Start ITEMS
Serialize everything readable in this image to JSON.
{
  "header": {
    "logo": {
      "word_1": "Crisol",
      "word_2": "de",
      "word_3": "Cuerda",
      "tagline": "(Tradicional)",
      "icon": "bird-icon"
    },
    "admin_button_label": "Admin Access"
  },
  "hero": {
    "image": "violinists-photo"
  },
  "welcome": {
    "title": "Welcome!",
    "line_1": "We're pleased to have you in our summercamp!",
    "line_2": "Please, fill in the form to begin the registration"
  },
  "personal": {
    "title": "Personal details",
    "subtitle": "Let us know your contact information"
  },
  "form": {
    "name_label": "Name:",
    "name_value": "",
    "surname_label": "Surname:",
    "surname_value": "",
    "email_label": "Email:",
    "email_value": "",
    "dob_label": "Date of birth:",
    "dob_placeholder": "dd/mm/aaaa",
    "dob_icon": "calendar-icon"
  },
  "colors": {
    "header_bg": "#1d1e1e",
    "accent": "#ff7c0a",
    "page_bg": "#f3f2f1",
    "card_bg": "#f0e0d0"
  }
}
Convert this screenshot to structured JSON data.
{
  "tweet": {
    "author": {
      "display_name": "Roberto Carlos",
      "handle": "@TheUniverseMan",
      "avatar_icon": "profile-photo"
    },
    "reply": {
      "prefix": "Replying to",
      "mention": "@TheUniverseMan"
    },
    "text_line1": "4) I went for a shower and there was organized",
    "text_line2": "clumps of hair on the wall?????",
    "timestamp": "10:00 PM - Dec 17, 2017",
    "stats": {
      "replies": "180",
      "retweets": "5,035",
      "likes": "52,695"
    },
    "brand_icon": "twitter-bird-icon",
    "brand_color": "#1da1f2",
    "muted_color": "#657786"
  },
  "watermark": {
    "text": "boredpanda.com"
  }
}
End ITEMS
◆ YOUR TASK
Copy every record exactly, with nothing added or dropped.

◆ RESPONSE TO THE TASK
Serialize everything readable in this image to JSON.
{
  "header": {
    "logo": {
      "word_1": "Crisol",
      "word_2": "de",
      "word_3": "Cuerda",
      "tagline": "(Tradicional)",
      "icon": "bird-icon"
    },
    "admin_button_label": "Admin Access"
  },
  "hero": {
    "image": "violinists-photo"
  },
  "welcome": {
    "title": "Welcome!",
    "line_1": "We're pleased to have you in our summercamp!",
    "line_2": "Please, fill in the form to begin the registration"
  },
  "personal": {
    "title": "Personal details",
    "subtitle": "Let us know your contact information"
  },
  "form": {
    "name_label": "Name:",
    "name_value": "",
    "surname_label": "Surname:",
    "surname_value": "",
    "email_label": "Email:",
    "email_value": "",
    "dob_label": "Date of birth:",
    "dob_placeholder": "dd/mm/aaaa",
    "dob_icon": "calendar-icon"
  },
  "colors": {
    "header_bg": "#1d1e1e",
    "accent": "#ff7c0a",
    "page_bg": "#f3f2f1",
    "card_bg": "#f0e0d0"
  }
}
Convert this screenshot to structured JSON data.
{
  "tweet": {
    "author": {
      "display_name": "Roberto Carlos",
      "handle": "@TheUniverseMan",
      "avatar_icon": "profile-photo"
    },
    "reply": {
      "prefix": "Replying to",
      "mention": "@TheUniverseMan"
    },
    "text_line1": "4) I went for a shower and there was organized",
    "text_line2": "clumps of hair on the wall?????",
    "timestamp": "10:00 PM - Dec 17, 2017",
    "stats": {
      "replies": "180",
      "retweets": "5,035",
      "likes": "52,695"
    },
    "brand_icon": "twitter-bird-icon",
    "brand_color": "#1da1f2",
    "muted_color": "#657786"
  },
  "watermark": {
    "text": "boredpanda.com"
  }
}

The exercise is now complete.